DOCUMENT PASSAGE:
......

I Capture the Castle is a 2003 British romantic comedy film directed by Tim Fywell. It is based on the 1948 novel of the same name by Dodie Smith, with the screenplay written by Heidi Thomas. The film was released in the UK on 9 May 2003.

Romola Garai played the lead role of Cassandra Mortmain alongside Bill Nighy, Rose Byrne and Tara Fitzgerald.

Synopsis
The film follows 17-year-old Cassandra Mortmain, and her eccentric family, struggling to survive in genteel poverty in a decaying English castle. The characters include her father, a writer who hasn't written anything in the 12 years since the spectacular success of his first novel; her older sister Rose, who rails against their fate and hopes to marry for money; and their bohemian stepmother, Topaz, an ex-model still apt to sun-bathe in the nude. The possibility of salvation seems to loom in the form of their wealthy American landlord Simon Cotton and his brother Neil. Although Simon initially spurns her, Rose is determined to make him fall in love with her and succeeds. A wedding is arranged and Cassandra appears to be left on the sidelines. Cassandra is confused not only by her feelings for the Cottons but also for Stephen Colley. Stephen is the incredibly attractive son of the Mortmains' former chef who acts as a handyman to the family and is deeply in love with Cassandra. But events spiral out of control, and before the summer ends many expectations will have been overturned.

......

EXERCISE 1: In the passage about the film I Capture the Castle, who wrote the screenplay?
EXERCISE 2: Write a continuation of the passage about the film I Capture the Castle, picking up right after its final sentence.

......

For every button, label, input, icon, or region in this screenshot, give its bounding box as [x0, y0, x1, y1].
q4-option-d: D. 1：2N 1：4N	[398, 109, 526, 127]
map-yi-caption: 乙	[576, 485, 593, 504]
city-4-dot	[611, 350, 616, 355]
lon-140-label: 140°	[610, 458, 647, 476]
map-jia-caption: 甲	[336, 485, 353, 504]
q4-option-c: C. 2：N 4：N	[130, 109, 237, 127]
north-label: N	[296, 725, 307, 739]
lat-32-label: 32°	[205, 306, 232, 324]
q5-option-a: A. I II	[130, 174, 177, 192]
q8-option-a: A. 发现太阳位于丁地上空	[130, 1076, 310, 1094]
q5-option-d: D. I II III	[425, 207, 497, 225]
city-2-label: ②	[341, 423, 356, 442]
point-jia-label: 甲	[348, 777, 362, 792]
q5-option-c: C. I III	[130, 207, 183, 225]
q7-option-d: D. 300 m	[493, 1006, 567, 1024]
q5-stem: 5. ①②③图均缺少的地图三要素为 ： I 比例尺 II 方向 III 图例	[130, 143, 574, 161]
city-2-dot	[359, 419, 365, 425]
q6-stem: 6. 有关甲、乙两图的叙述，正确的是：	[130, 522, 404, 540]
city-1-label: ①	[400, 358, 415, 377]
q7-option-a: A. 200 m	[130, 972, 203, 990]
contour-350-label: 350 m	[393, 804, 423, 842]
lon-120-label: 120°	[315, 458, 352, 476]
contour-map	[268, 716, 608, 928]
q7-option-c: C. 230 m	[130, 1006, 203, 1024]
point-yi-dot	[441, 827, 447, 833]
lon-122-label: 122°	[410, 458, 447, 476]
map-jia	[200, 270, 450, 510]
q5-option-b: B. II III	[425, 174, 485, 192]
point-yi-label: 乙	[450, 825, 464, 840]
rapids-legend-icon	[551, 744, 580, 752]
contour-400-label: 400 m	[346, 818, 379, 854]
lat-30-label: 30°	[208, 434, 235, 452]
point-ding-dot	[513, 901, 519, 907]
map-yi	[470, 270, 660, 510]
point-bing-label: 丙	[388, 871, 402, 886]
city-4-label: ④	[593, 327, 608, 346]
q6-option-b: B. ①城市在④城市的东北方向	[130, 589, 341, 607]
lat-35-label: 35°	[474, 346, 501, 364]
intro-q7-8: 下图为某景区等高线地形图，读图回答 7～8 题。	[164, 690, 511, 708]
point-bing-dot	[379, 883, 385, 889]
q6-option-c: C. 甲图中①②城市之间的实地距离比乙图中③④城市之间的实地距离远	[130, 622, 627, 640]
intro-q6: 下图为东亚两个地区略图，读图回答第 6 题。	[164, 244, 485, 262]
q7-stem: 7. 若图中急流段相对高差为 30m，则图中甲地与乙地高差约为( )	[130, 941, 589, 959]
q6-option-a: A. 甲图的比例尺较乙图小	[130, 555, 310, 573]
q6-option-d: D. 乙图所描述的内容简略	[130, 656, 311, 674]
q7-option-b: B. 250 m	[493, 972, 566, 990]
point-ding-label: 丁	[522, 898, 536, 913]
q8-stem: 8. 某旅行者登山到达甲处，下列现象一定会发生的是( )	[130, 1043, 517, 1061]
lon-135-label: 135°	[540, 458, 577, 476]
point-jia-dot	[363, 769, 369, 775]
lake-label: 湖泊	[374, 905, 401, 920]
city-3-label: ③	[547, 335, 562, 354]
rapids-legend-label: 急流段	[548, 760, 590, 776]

......

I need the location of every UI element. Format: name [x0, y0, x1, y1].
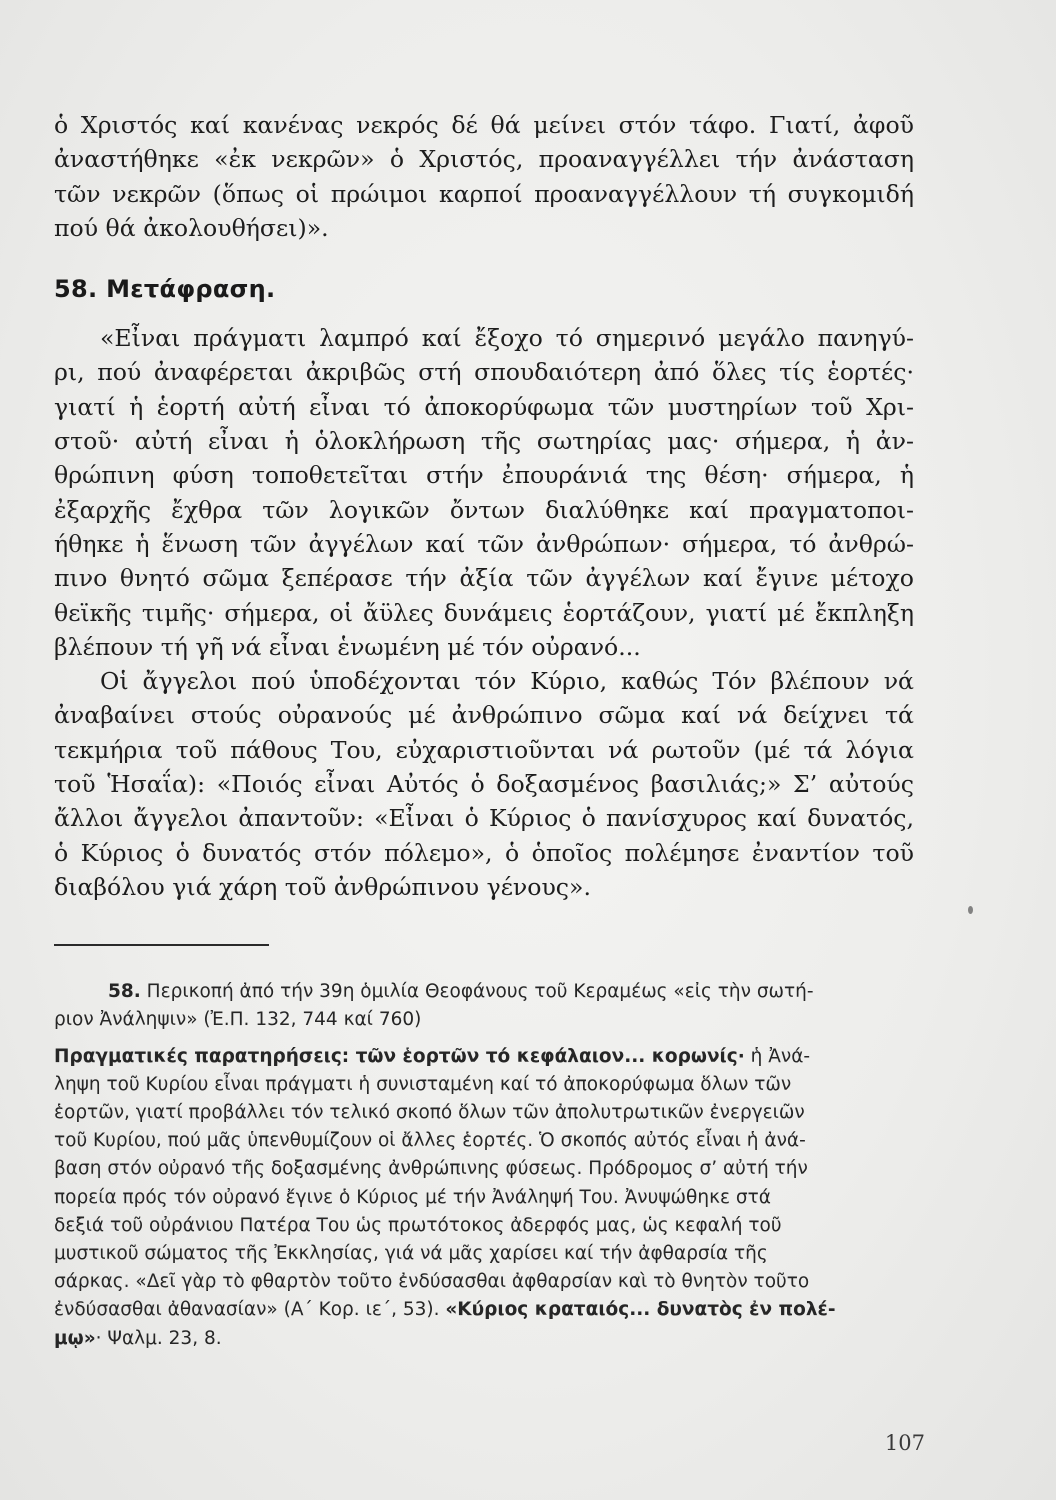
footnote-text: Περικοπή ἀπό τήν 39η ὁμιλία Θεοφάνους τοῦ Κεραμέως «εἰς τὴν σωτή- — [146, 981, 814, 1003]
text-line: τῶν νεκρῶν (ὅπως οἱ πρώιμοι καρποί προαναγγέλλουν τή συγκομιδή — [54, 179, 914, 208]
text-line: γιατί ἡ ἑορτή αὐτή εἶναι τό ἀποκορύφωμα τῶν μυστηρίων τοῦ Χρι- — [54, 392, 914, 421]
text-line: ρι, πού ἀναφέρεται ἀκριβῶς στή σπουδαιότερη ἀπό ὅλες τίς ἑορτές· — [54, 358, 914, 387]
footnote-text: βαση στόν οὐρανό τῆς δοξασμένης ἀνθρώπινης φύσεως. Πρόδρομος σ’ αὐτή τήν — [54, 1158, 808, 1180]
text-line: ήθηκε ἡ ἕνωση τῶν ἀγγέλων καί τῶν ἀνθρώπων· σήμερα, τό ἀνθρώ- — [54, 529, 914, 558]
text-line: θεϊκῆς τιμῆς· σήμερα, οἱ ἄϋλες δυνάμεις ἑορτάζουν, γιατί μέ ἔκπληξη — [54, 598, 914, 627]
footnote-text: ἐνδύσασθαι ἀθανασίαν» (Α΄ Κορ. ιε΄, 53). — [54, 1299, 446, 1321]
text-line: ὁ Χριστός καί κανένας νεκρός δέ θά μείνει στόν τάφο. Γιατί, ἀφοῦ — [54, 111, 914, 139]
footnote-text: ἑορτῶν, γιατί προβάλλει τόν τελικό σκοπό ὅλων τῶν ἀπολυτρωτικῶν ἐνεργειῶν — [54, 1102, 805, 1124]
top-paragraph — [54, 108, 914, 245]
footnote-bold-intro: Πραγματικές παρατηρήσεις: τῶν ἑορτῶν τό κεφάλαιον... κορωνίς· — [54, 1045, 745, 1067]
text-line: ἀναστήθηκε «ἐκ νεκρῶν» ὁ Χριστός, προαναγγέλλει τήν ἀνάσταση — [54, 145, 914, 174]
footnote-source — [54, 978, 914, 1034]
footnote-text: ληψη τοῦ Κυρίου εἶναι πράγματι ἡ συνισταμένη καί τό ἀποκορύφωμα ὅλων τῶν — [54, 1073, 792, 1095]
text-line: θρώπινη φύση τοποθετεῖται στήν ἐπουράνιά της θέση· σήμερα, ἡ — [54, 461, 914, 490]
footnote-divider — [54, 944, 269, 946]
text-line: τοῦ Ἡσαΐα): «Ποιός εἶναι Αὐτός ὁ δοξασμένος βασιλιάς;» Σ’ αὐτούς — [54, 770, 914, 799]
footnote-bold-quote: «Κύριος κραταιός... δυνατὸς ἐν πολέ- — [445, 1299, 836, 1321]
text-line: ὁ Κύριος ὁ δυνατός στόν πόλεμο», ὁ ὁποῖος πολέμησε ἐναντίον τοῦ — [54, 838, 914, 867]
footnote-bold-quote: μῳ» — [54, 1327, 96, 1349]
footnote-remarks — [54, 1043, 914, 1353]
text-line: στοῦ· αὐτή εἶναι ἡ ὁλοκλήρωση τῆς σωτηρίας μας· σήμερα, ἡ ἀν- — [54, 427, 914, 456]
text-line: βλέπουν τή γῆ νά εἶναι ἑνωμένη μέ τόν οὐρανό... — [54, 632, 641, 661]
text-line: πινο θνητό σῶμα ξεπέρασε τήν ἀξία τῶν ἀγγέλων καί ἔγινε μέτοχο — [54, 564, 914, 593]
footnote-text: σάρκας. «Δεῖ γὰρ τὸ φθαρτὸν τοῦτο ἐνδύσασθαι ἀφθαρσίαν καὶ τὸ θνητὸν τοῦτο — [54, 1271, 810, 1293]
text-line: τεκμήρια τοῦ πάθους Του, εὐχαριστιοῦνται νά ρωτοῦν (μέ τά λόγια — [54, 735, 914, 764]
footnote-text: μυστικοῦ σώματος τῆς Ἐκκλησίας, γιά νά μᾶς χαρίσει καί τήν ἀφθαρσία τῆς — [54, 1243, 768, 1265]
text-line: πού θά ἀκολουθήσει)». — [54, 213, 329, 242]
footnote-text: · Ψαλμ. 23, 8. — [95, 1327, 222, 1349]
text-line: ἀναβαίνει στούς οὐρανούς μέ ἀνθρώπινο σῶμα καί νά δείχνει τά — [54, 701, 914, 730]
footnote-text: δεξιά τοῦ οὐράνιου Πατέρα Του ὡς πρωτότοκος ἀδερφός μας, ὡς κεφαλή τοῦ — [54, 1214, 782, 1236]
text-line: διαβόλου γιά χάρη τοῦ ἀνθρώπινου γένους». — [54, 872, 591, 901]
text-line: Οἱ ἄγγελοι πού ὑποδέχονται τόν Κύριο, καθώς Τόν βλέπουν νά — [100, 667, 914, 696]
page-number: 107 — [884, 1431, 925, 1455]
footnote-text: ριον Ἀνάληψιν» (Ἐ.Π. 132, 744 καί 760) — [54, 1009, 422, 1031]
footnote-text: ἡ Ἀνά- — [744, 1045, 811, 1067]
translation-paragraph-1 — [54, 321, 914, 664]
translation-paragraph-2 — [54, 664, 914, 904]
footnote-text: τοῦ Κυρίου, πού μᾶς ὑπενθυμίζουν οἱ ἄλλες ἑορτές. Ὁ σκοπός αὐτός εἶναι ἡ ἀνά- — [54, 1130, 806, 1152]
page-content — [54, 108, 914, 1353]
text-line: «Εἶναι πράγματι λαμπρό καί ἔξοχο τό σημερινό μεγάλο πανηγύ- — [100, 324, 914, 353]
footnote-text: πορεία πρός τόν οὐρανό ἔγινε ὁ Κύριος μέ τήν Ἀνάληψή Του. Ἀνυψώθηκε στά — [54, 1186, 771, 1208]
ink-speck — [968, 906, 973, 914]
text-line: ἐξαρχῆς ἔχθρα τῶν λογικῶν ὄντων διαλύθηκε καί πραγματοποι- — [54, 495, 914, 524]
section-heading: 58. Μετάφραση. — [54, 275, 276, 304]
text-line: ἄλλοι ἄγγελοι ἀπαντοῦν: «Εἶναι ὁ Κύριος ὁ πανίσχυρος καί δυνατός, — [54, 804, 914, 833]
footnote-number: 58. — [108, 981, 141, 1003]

......

ANSWER 1: Heidi Thomas wrote the screenplay.

ANSWER 2:
Production
Parts of the film were  shot in Laxey film studio on the Isle of Man. Manorbier Castle in Pembrokeshire, Wales, supplied exteriors for the castle, and Eltham Palace in London some interiors.

Main cast

Reception 
On the basis of 81 reviews collected by the film review aggregator Rotten Tomatoes, 80% of critics gave I Capture the Castle a positive review, with an average rating of 6.7/10.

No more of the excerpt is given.